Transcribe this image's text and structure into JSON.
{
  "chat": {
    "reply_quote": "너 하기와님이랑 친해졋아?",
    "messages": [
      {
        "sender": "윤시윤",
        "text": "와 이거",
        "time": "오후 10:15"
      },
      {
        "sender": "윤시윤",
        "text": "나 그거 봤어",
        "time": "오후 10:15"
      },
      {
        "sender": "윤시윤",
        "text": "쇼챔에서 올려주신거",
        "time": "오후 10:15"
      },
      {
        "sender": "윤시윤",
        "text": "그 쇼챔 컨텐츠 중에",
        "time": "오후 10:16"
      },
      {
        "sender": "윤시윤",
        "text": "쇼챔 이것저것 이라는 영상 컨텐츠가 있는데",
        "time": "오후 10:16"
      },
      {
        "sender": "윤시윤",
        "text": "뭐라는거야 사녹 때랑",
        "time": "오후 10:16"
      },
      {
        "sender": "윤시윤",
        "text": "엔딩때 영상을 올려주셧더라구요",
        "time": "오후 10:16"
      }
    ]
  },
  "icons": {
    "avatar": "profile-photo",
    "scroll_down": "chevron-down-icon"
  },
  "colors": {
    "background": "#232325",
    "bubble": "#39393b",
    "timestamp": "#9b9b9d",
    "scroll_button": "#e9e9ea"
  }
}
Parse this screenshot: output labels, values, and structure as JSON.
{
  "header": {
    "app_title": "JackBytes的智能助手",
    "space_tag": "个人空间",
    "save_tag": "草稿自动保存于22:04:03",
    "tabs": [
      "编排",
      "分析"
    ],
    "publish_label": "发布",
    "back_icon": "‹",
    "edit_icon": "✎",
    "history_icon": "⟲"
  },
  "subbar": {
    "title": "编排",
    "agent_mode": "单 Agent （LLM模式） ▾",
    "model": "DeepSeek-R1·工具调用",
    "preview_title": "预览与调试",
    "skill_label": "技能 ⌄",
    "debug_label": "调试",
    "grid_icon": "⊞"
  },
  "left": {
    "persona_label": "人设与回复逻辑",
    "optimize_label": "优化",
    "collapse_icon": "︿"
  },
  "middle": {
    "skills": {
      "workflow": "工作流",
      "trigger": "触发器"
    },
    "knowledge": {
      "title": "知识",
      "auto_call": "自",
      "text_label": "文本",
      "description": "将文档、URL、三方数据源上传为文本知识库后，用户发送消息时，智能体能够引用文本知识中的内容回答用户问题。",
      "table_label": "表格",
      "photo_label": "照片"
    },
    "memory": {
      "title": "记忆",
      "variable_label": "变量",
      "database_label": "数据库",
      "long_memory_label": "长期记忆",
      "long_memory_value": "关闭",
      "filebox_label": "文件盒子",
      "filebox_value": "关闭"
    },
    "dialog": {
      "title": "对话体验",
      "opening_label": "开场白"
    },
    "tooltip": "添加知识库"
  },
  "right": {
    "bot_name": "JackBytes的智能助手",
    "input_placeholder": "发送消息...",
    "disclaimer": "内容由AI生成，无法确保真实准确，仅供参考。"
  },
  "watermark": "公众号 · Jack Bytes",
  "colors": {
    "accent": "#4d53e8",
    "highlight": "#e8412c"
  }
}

#### [STATED PROBLEM]
Take every line from the records above that has the word "JackBytes的智能助手" and copy it.

#### [COMPLETED EXERCISE]
    "app_title": "JackBytes的智能助手",
    "bot_name": "JackBytes的智能助手",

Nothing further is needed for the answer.